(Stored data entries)
"""
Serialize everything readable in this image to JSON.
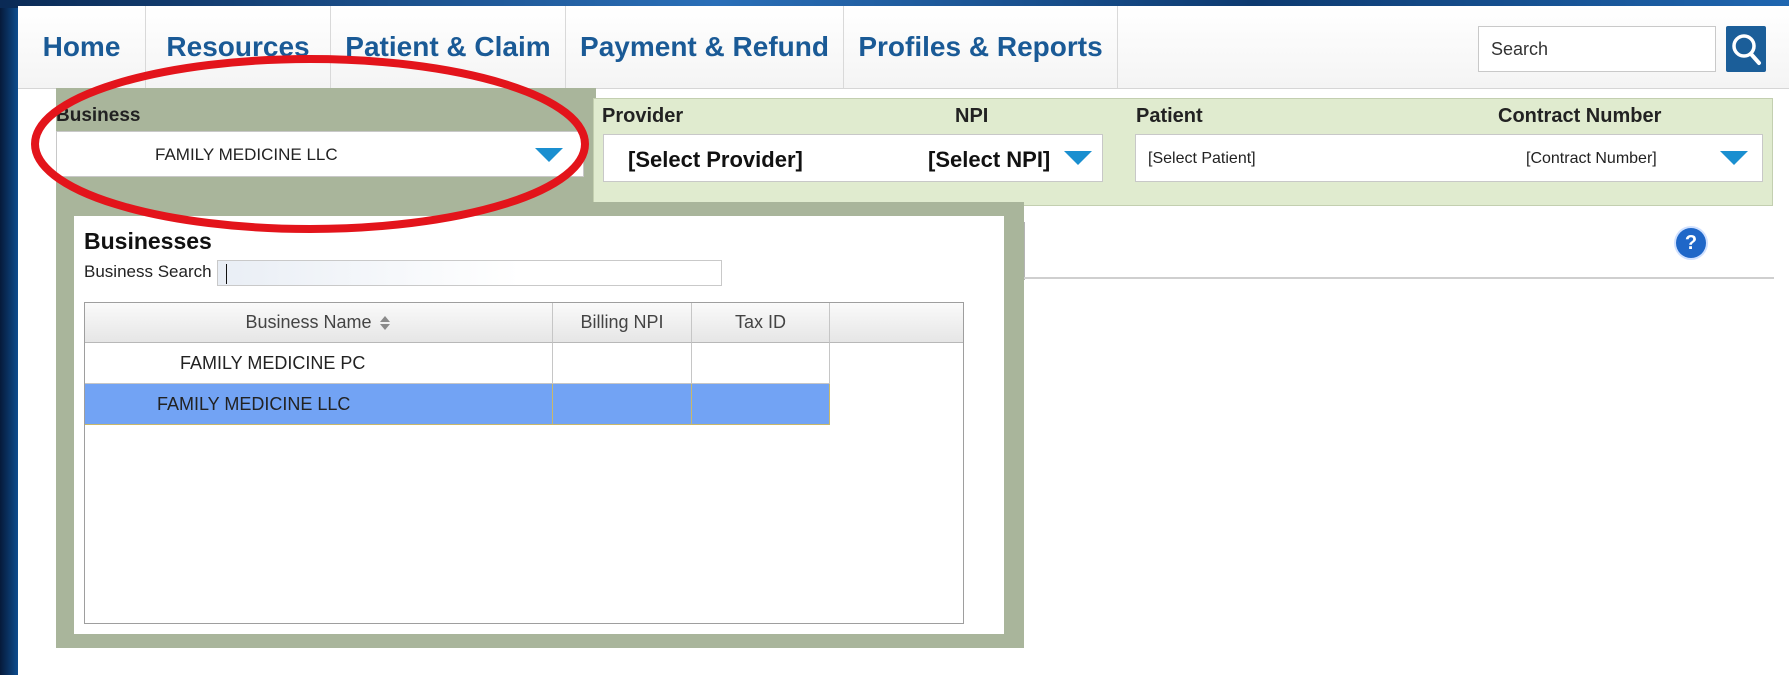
{
  "nav": {
    "items": [
      {
        "label": "Home"
      },
      {
        "label": "Resources"
      },
      {
        "label": "Patient & Claim"
      },
      {
        "label": "Payment & Refund"
      },
      {
        "label": "Profiles & Reports"
      }
    ],
    "search_value": "Search"
  },
  "selectors": {
    "business": {
      "label": "Business",
      "value": "FAMILY MEDICINE LLC"
    },
    "provider": {
      "label": "Provider",
      "value": "[Select Provider]"
    },
    "npi": {
      "label": "NPI",
      "value": "[Select NPI]"
    },
    "patient": {
      "label": "Patient",
      "value": "[Select Patient]"
    },
    "contract": {
      "label": "Contract Number",
      "value": "[Contract Number]"
    }
  },
  "businesses_popup": {
    "title": "Businesses",
    "search_label": "Business Search",
    "search_value": "",
    "columns": [
      "Business Name",
      "Billing NPI",
      "Tax ID"
    ],
    "rows": [
      {
        "name": "FAMILY MEDICINE PC",
        "npi": "",
        "tax_id": "",
        "selected": false
      },
      {
        "name": "FAMILY MEDICINE LLC",
        "npi": "",
        "tax_id": "",
        "selected": true
      }
    ]
  },
  "colors": {
    "nav_text": "#1a5a96",
    "selector_bg": "#e0ebcf",
    "panel_bg": "#a9b59b",
    "selected_row": "#72a3f4",
    "caret": "#1a8fd0",
    "annotation": "#e3141b"
  },
  "icons": {
    "search": "magnifier-icon",
    "help": "question-icon",
    "sort": "sort-icon",
    "dropdown": "caret-down-icon"
  }
}
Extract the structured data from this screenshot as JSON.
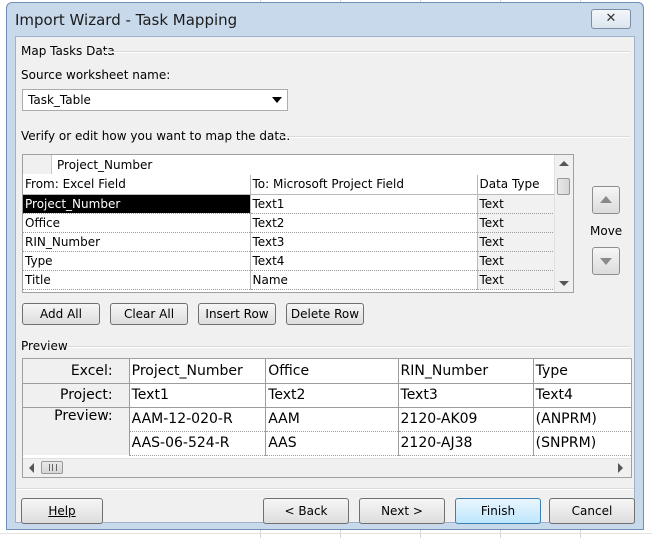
{
  "window": {
    "title": "Import Wizard - Task Mapping",
    "close_label": "✕"
  },
  "section": {
    "heading": "Map Tasks Data",
    "source_label": "Source worksheet name:",
    "source_value": "Task_Table",
    "verify_label": "Verify or edit how you want to map the data."
  },
  "mapping": {
    "edit_value": "Project_Number",
    "headers": [
      "From: Excel Field",
      "To:  Microsoft Project Field",
      "Data Type"
    ],
    "rows": [
      [
        "Project_Number",
        "Text1",
        "Text"
      ],
      [
        "Office",
        "Text2",
        "Text"
      ],
      [
        "RIN_Number",
        "Text3",
        "Text"
      ],
      [
        "Type",
        "Text4",
        "Text"
      ],
      [
        "Title",
        "Name",
        "Text"
      ]
    ],
    "selected_row": 0
  },
  "move": {
    "label": "Move"
  },
  "buttons": {
    "add_all": "Add All",
    "clear_all": "Clear All",
    "insert_row": "Insert Row",
    "delete_row": "Delete Row"
  },
  "preview": {
    "label": "Preview",
    "excel_label": "Excel:",
    "project_label": "Project:",
    "preview_label": "Preview:",
    "excel_fields": [
      "Project_Number",
      "Office",
      "RIN_Number",
      "Type"
    ],
    "project_fields": [
      "Text1",
      "Text2",
      "Text3",
      "Text4"
    ],
    "rows": [
      [
        "AAM-12-020-R",
        "AAM",
        "2120-AK09",
        "(ANPRM)"
      ],
      [
        "AAS-06-524-R",
        "AAS",
        "2120-AJ38",
        "(SNPRM)"
      ]
    ]
  },
  "footer": {
    "help": "Help",
    "back": "< Back",
    "next": "Next >",
    "finish": "Finish",
    "cancel": "Cancel"
  }
}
"""
● Problem details
Make an exact copy of the listing above. Do not include the pictures.

● Complete answer
Serialize everything readable in this image to JSON.
{
  "nav": {
    "items": [
      {
        "label": "Home"
      },
      {
        "label": "Resources"
      },
      {
        "label": "Patient & Claim"
      },
      {
        "label": "Payment & Refund"
      },
      {
        "label": "Profiles & Reports"
      }
    ],
    "search_value": "Search"
  },
  "selectors": {
    "business": {
      "label": "Business",
      "value": "FAMILY MEDICINE LLC"
    },
    "provider": {
      "label": "Provider",
      "value": "[Select Provider]"
    },
    "npi": {
      "label": "NPI",
      "value": "[Select NPI]"
    },
    "patient": {
      "label": "Patient",
      "value": "[Select Patient]"
    },
    "contract": {
      "label": "Contract Number",
      "value": "[Contract Number]"
    }
  },
  "businesses_popup": {
    "title": "Businesses",
    "search_label": "Business Search",
    "search_value": "",
    "columns": [
      "Business Name",
      "Billing NPI",
      "Tax ID"
    ],
    "rows": [
      {
        "name": "FAMILY MEDICINE PC",
        "npi": "",
        "tax_id": "",
        "selected": false
      },
      {
        "name": "FAMILY MEDICINE LLC",
        "npi": "",
        "tax_id": "",
        "selected": true
      }
    ]
  },
  "colors": {
    "nav_text": "#1a5a96",
    "selector_bg": "#e0ebcf",
    "panel_bg": "#a9b59b",
    "selected_row": "#72a3f4",
    "caret": "#1a8fd0",
    "annotation": "#e3141b"
  },
  "icons": {
    "search": "magnifier-icon",
    "help": "question-icon",
    "sort": "sort-icon",
    "dropdown": "caret-down-icon"
  }
}
Extract the structured data from this screenshot as JSON.
{
  "window": {
    "title": "Import Wizard - Task Mapping",
    "close_label": "✕"
  },
  "section": {
    "heading": "Map Tasks Data",
    "source_label": "Source worksheet name:",
    "source_value": "Task_Table",
    "verify_label": "Verify or edit how you want to map the data."
  },
  "mapping": {
    "edit_value": "Project_Number",
    "headers": [
      "From: Excel Field",
      "To:  Microsoft Project Field",
      "Data Type"
    ],
    "rows": [
      [
        "Project_Number",
        "Text1",
        "Text"
      ],
      [
        "Office",
        "Text2",
        "Text"
      ],
      [
        "RIN_Number",
        "Text3",
        "Text"
      ],
      [
        "Type",
        "Text4",
        "Text"
      ],
      [
        "Title",
        "Name",
        "Text"
      ]
    ],
    "selected_row": 0
  },
  "move": {
    "label": "Move"
  },
  "buttons": {
    "add_all": "Add All",
    "clear_all": "Clear All",
    "insert_row": "Insert Row",
    "delete_row": "Delete Row"
  },
  "preview": {
    "label": "Preview",
    "excel_label": "Excel:",
    "project_label": "Project:",
    "preview_label": "Preview:",
    "excel_fields": [
      "Project_Number",
      "Office",
      "RIN_Number",
      "Type"
    ],
    "project_fields": [
      "Text1",
      "Text2",
      "Text3",
      "Text4"
    ],
    "rows": [
      [
        "AAM-12-020-R",
        "AAM",
        "2120-AK09",
        "(ANPRM)"
      ],
      [
        "AAS-06-524-R",
        "AAS",
        "2120-AJ38",
        "(SNPRM)"
      ]
    ]
  },
  "footer": {
    "help": "Help",
    "back": "< Back",
    "next": "Next >",
    "finish": "Finish",
    "cancel": "Cancel"
  }
}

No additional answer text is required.